*** AVAILABLE DATA ***

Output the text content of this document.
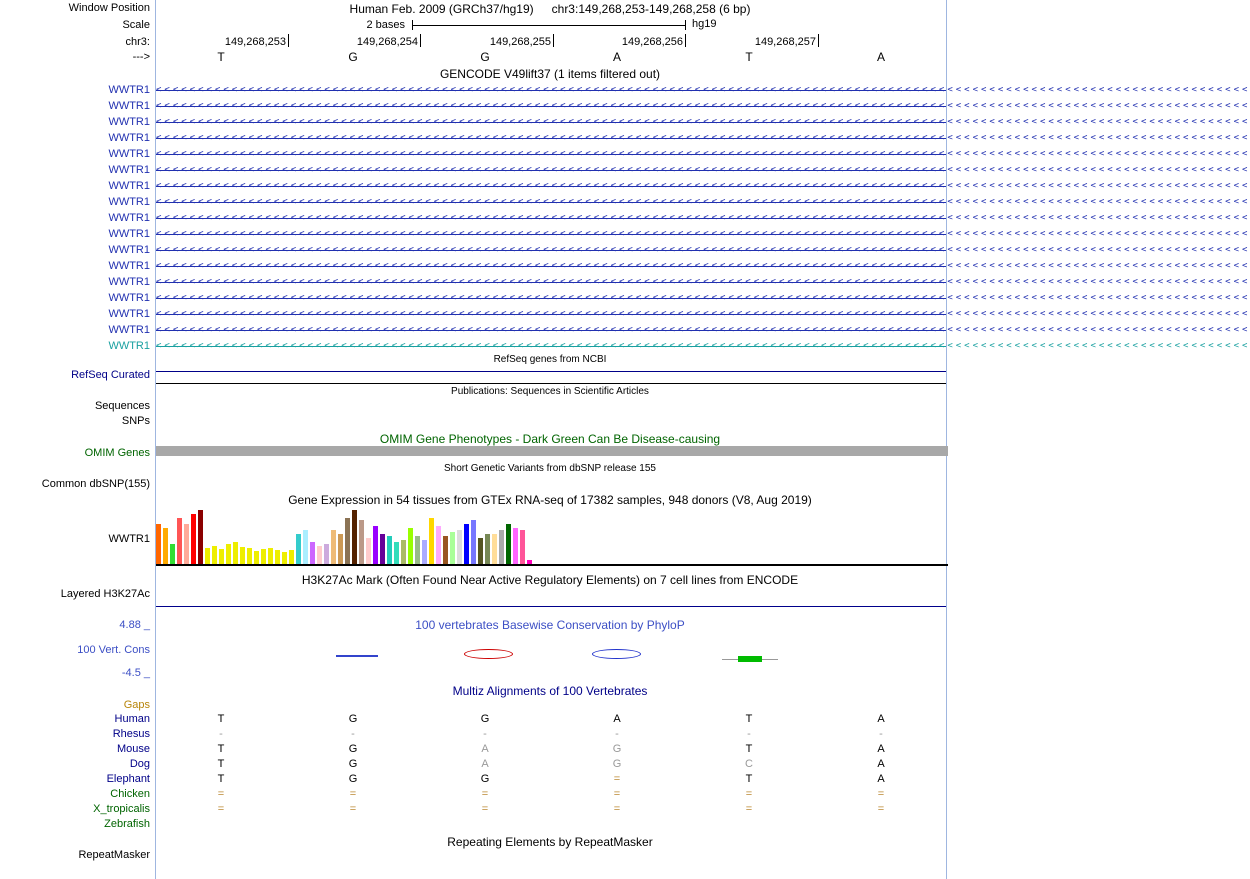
Window Position	Human Feb. 2009 (GRCh37/hg19) chr3:149,268,253-149,268,258 (6 bp)
Scale	2 bases	hg19
chr3:	149,268,253	149,268,254	149,268,255	149,268,256	149,268,257
--->	T	G	G	A	T	A
GENCODE V49lift37 (1 items filtered out)
WWTR1 <<<<<<<<<<<<<<<<<<<<<<<<<<<<<<<<<<<<<<<<<<<<<<<<<<<<<<<<<<<<<<<<<<<<<<<<<<<<<<<<<<<<<<<<<<<<<<<<<<<<<<<<<<<<<<<<<<<<<<<<<<<<<<<<<<
WWTR1 <<<<<<<<<<<<<<<<<<<<<<<<<<<<<<<<<<<<<<<<<<<<<<<<<<<<<<<<<<<<<<<<<<<<<<<<<<<<<<<<<<<<<<<<<<<<<<<<<<<<<<<<<<<<<<<<<<<<<<<<<<<<<<<<<<
WWTR1 <<<<<<<<<<<<<<<<<<<<<<<<<<<<<<<<<<<<<<<<<<<<<<<<<<<<<<<<<<<<<<<<<<<<<<<<<<<<<<<<<<<<<<<<<<<<<<<<<<<<<<<<<<<<<<<<<<<<<<<<<<<<<<<<<<
WWTR1 <<<<<<<<<<<<<<<<<<<<<<<<<<<<<<<<<<<<<<<<<<<<<<<<<<<<<<<<<<<<<<<<<<<<<<<<<<<<<<<<<<<<<<<<<<<<<<<<<<<<<<<<<<<<<<<<<<<<<<<<<<<<<<<<<<
WWTR1 <<<<<<<<<<<<<<<<<<<<<<<<<<<<<<<<<<<<<<<<<<<<<<<<<<<<<<<<<<<<<<<<<<<<<<<<<<<<<<<<<<<<<<<<<<<<<<<<<<<<<<<<<<<<<<<<<<<<<<<<<<<<<<<<<<
WWTR1 <<<<<<<<<<<<<<<<<<<<<<<<<<<<<<<<<<<<<<<<<<<<<<<<<<<<<<<<<<<<<<<<<<<<<<<<<<<<<<<<<<<<<<<<<<<<<<<<<<<<<<<<<<<<<<<<<<<<<<<<<<<<<<<<<<
WWTR1 <<<<<<<<<<<<<<<<<<<<<<<<<<<<<<<<<<<<<<<<<<<<<<<<<<<<<<<<<<<<<<<<<<<<<<<<<<<<<<<<<<<<<<<<<<<<<<<<<<<<<<<<<<<<<<<<<<<<<<<<<<<<<<<<<<
WWTR1 <<<<<<<<<<<<<<<<<<<<<<<<<<<<<<<<<<<<<<<<<<<<<<<<<<<<<<<<<<<<<<<<<<<<<<<<<<<<<<<<<<<<<<<<<<<<<<<<<<<<<<<<<<<<<<<<<<<<<<<<<<<<<<<<<<
WWTR1 <<<<<<<<<<<<<<<<<<<<<<<<<<<<<<<<<<<<<<<<<<<<<<<<<<<<<<<<<<<<<<<<<<<<<<<<<<<<<<<<<<<<<<<<<<<<<<<<<<<<<<<<<<<<<<<<<<<<<<<<<<<<<<<<<<
WWTR1 <<<<<<<<<<<<<<<<<<<<<<<<<<<<<<<<<<<<<<<<<<<<<<<<<<<<<<<<<<<<<<<<<<<<<<<<<<<<<<<<<<<<<<<<<<<<<<<<<<<<<<<<<<<<<<<<<<<<<<<<<<<<<<<<<<
WWTR1 <<<<<<<<<<<<<<<<<<<<<<<<<<<<<<<<<<<<<<<<<<<<<<<<<<<<<<<<<<<<<<<<<<<<<<<<<<<<<<<<<<<<<<<<<<<<<<<<<<<<<<<<<<<<<<<<<<<<<<<<<<<<<<<<<<
WWTR1 <<<<<<<<<<<<<<<<<<<<<<<<<<<<<<<<<<<<<<<<<<<<<<<<<<<<<<<<<<<<<<<<<<<<<<<<<<<<<<<<<<<<<<<<<<<<<<<<<<<<<<<<<<<<<<<<<<<<<<<<<<<<<<<<<<
WWTR1 <<<<<<<<<<<<<<<<<<<<<<<<<<<<<<<<<<<<<<<<<<<<<<<<<<<<<<<<<<<<<<<<<<<<<<<<<<<<<<<<<<<<<<<<<<<<<<<<<<<<<<<<<<<<<<<<<<<<<<<<<<<<<<<<<<
WWTR1 <<<<<<<<<<<<<<<<<<<<<<<<<<<<<<<<<<<<<<<<<<<<<<<<<<<<<<<<<<<<<<<<<<<<<<<<<<<<<<<<<<<<<<<<<<<<<<<<<<<<<<<<<<<<<<<<<<<<<<<<<<<<<<<<<<
WWTR1 <<<<<<<<<<<<<<<<<<<<<<<<<<<<<<<<<<<<<<<<<<<<<<<<<<<<<<<<<<<<<<<<<<<<<<<<<<<<<<<<<<<<<<<<<<<<<<<<<<<<<<<<<<<<<<<<<<<<<<<<<<<<<<<<<<
WWTR1 <<<<<<<<<<<<<<<<<<<<<<<<<<<<<<<<<<<<<<<<<<<<<<<<<<<<<<<<<<<<<<<<<<<<<<<<<<<<<<<<<<<<<<<<<<<<<<<<<<<<<<<<<<<<<<<<<<<<<<<<<<<<<<<<<<
WWTR1 <<<<<<<<<<<<<<<<<<<<<<<<<<<<<<<<<<<<<<<<<<<<<<<<<<<<<<<<<<<<<<<<<<<<<<<<<<<<<<<<<<<<<<<<<<<<<<<<<<<<<<<<<<<<<<<<<<<<<<<<<<<<<<<<<<
RefSeq genes from NCBI
RefSeq Curated
Publications: Sequences in Scientific Articles
Sequences
SNPs
OMIM Gene Phenotypes - Dark Green Can Be Disease-causing
OMIM Genes
Short Genetic Variants from dbSNP release 155
Common dbSNP(155)
Gene Expression in 54 tissues from GTEx RNA-seq of 17382 samples, 948 donors (V8, Aug 2019)
WWTR1
H3K27Ac Mark (Often Found Near Active Regulatory Elements) on 7 cell lines from ENCODE
Layered H3K27Ac
4.88 _	100 vertebrates Basewise Conservation by PhyloP
100 Vert. Cons
-4.5 _
Multiz Alignments of 100 Vertebrates
Gaps
Human	T	G	G	A	T	A
Rhesus	-	-	-	-	-	-
Mouse	T	G	A	G	T	A
Dog	T	G	A	G	C	A
Elephant	T	G	G	=	T	A
Chicken	=	=	=	=	=	=
X_tropicalis	=	=	=	=	=	=
Zebrafish
Repeating Elements by RepeatMasker
RepeatMasker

*** End of AVAILABLE DATA ***

* _DIRECTIONS FOR THIS TASK_: Return a copy of each line in the entries that carries the string "OMIM".

* _EXPECTED ANSWER_:
OMIM Gene Phenotypes - Dark Green Can Be Disease-causing
OMIM Genes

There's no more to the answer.